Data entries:
begin

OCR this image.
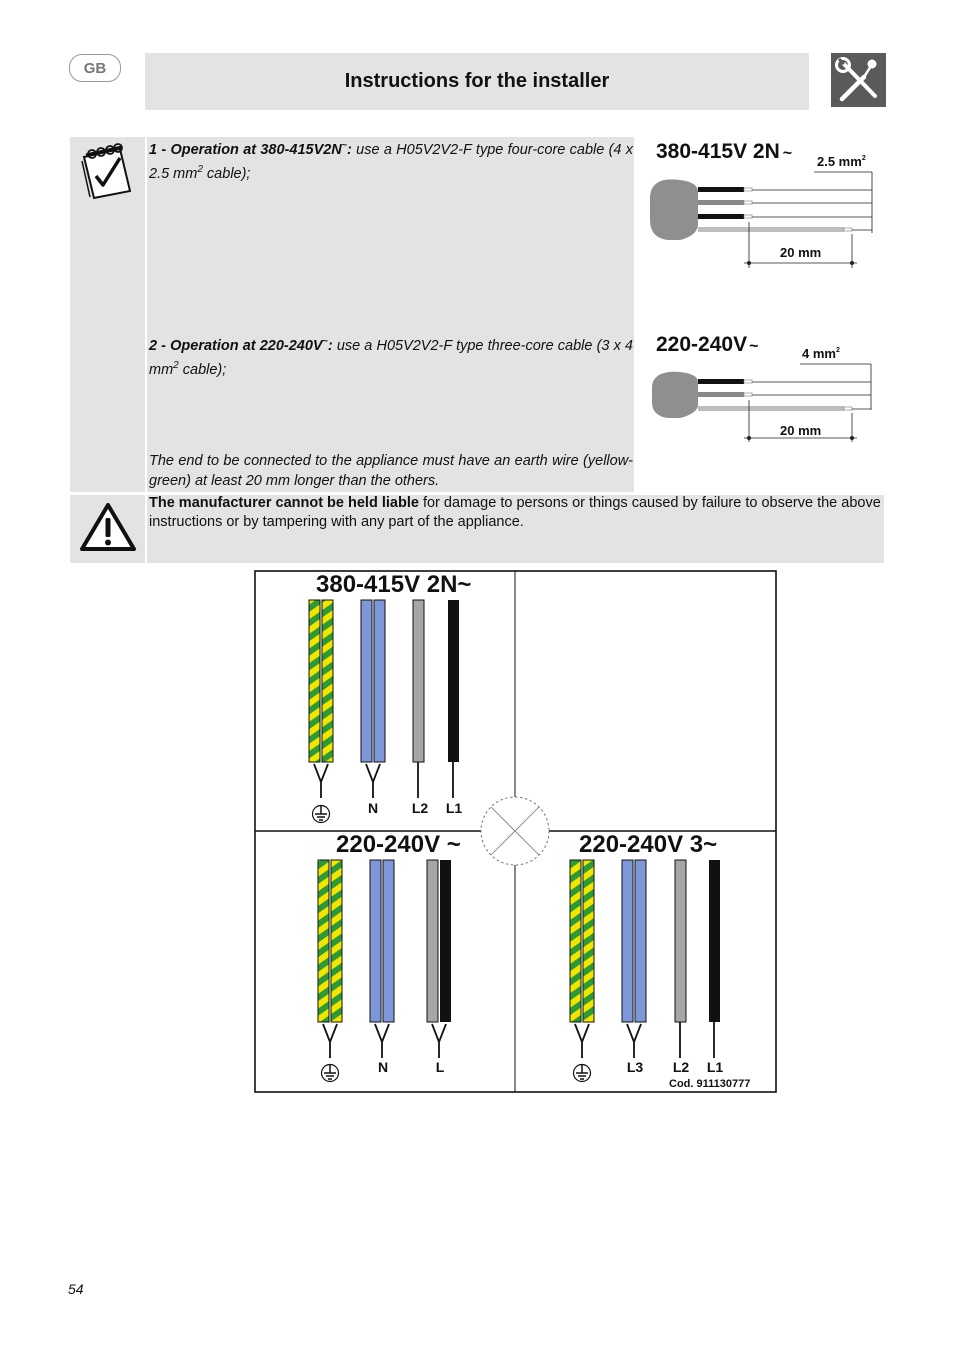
GB
Instructions for the installer

1 - Operation at 380-415V2N~: use a H05V2V2-F type four-core cable (4 x 2.5 $mm^2$ cable);

2 - Operation at 220-240V~: use a H05V2V2-F type three-core cable (3 x 4 $mm^2$ cable);

The end to be connected to the appliance must have an earth wire (yellow-green) at least 20 mm longer than the others.

380-415V 2N ~ 2.5 $mm^2$
20 mm
220-240V ~	4 $mm^2$
20 mm

The manufacturer cannot be held liable for damage to persons or things caused by failure to observe the above instructions or by tampering with any part of the appliance.

380-415V 2N~
N L2 L1
220-240V ~
N	L
220-240V 3~
L3 L2 L1
Cod. 911130777
54
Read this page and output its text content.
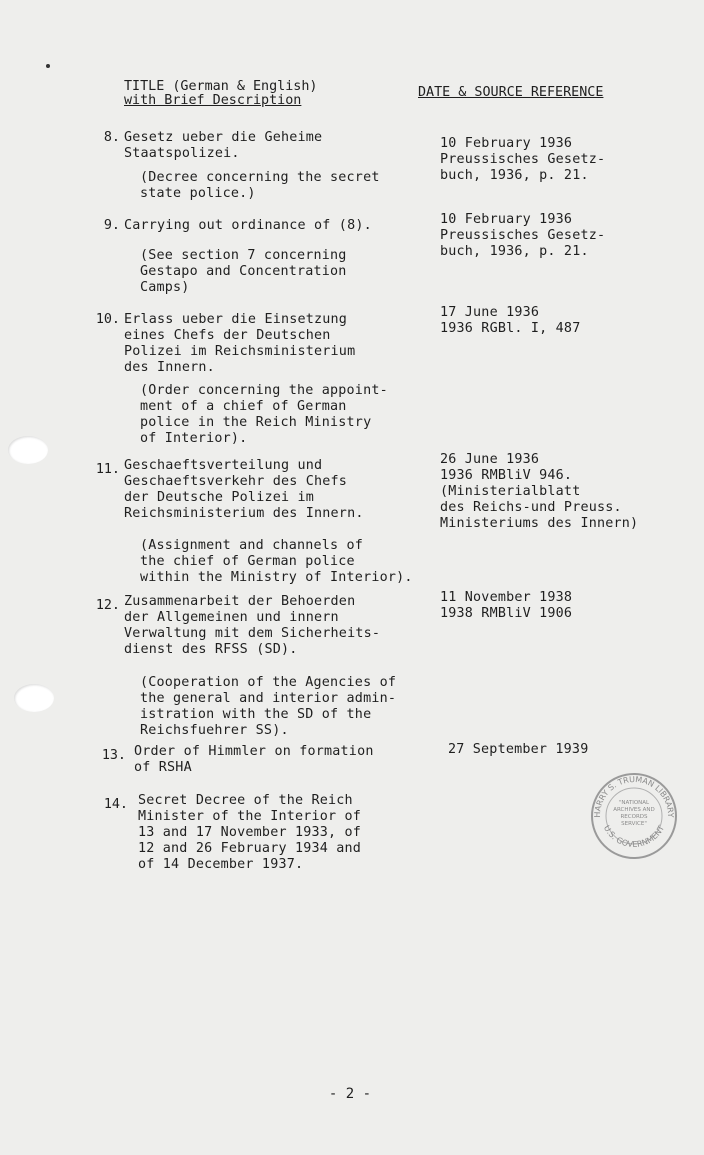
TITLE (German & English)
with Brief Description
DATE & SOURCE REFERENCE
8. Gesetz ueber die Geheime
Staatspolizei.
(Decree concerning the secret
state police.)
10 February 1936
Preussisches Gesetz-
buch, 1936, p. 21.
9. Carrying out ordinance of (8).
(See section 7 concerning
Gestapo and Concentration
Camps)
10 February 1936
Preussisches Gesetz-
buch, 1936, p. 21.
10. Erlass ueber die Einsetzung
eines Chefs der Deutschen
Polizei im Reichsministerium
des Innern.
(Order concerning the appoint-
ment of a chief of German
police in the Reich Ministry
of Interior).
17 June 1936
1936 RGBl. I, 487
11. Geschaeftsverteilung und
Geschaeftsverkehr des Chefs
der Deutsche Polizei im
Reichsministerium des Innern.
(Assignment and channels of
the chief of German police
within the Ministry of Interior).
26 June 1936
1936 RMBliV 946.
(Ministerialblatt
des Reichs-und Preuss.
Ministeriums des Innern)
12. Zusammenarbeit der Behoerden
der Allgemeinen und innern
Verwaltung mit dem Sicherheits-
dienst des RFSS (SD).
(Cooperation of the Agencies of
the general and interior admin-
istration with the SD of the
Reichsfuehrer SS).
11 November 1938
1938 RMBliV 1906
13. Order of Himmler on formation
of RSHA
27 September 1939
14. Secret Decree of the Reich
Minister of the Interior of
13 and 17 November 1933, of
12 and 26 February 1934 and
of 14 December 1937.
HARRY S. TRUMAN LIBRARY
U.S. GOVERNMENT
"NATIONAL
ARCHIVES AND
RECORDS
SERVICE"
- 2 -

end

▶ [Written task]:
Repeat each record exactly, with the pictures left out.

▶ [Output]:
OCR this image.
GB
Instructions for the installer

1 - Operation at 380-415V2N~: use a H05V2V2-F type four-core cable (4 x 2.5 $mm^2$ cable);

2 - Operation at 220-240V~: use a H05V2V2-F type three-core cable (3 x 4 $mm^2$ cable);

The end to be connected to the appliance must have an earth wire (yellow-green) at least 20 mm longer than the others.

380-415V 2N ~ 2.5 $mm^2$
20 mm
220-240V ~	4 $mm^2$
20 mm

The manufacturer cannot be held liable for damage to persons or things caused by failure to observe the above instructions or by tampering with any part of the appliance.

380-415V 2N~
N L2 L1
220-240V ~
N	L
220-240V 3~
L3 L2 L1
Cod. 911130777
54
Read this page and output its text content.
TITLE (German & English)
with Brief Description
DATE & SOURCE REFERENCE
8. Gesetz ueber die Geheime
Staatspolizei.
(Decree concerning the secret
state police.)
10 February 1936
Preussisches Gesetz-
buch, 1936, p. 21.
9. Carrying out ordinance of (8).
(See section 7 concerning
Gestapo and Concentration
Camps)
10 February 1936
Preussisches Gesetz-
buch, 1936, p. 21.
10. Erlass ueber die Einsetzung
eines Chefs der Deutschen
Polizei im Reichsministerium
des Innern.
(Order concerning the appoint-
ment of a chief of German
police in the Reich Ministry
of Interior).
17 June 1936
1936 RGBl. I, 487
11. Geschaeftsverteilung und
Geschaeftsverkehr des Chefs
der Deutsche Polizei im
Reichsministerium des Innern.
(Assignment and channels of
the chief of German police
within the Ministry of Interior).
26 June 1936
1936 RMBliV 946.
(Ministerialblatt
des Reichs-und Preuss.
Ministeriums des Innern)
12. Zusammenarbeit der Behoerden
der Allgemeinen und innern
Verwaltung mit dem Sicherheits-
dienst des RFSS (SD).
(Cooperation of the Agencies of
the general and interior admin-
istration with the SD of the
Reichsfuehrer SS).
11 November 1938
1938 RMBliV 1906
13. Order of Himmler on formation
of RSHA
27 September 1939
14. Secret Decree of the Reich
Minister of the Interior of
13 and 17 November 1933, of
12 and 26 February 1934 and
of 14 December 1937.
HARRY S. TRUMAN LIBRARY
U.S. GOVERNMENT
"NATIONAL
ARCHIVES AND
RECORDS
SERVICE"
- 2 -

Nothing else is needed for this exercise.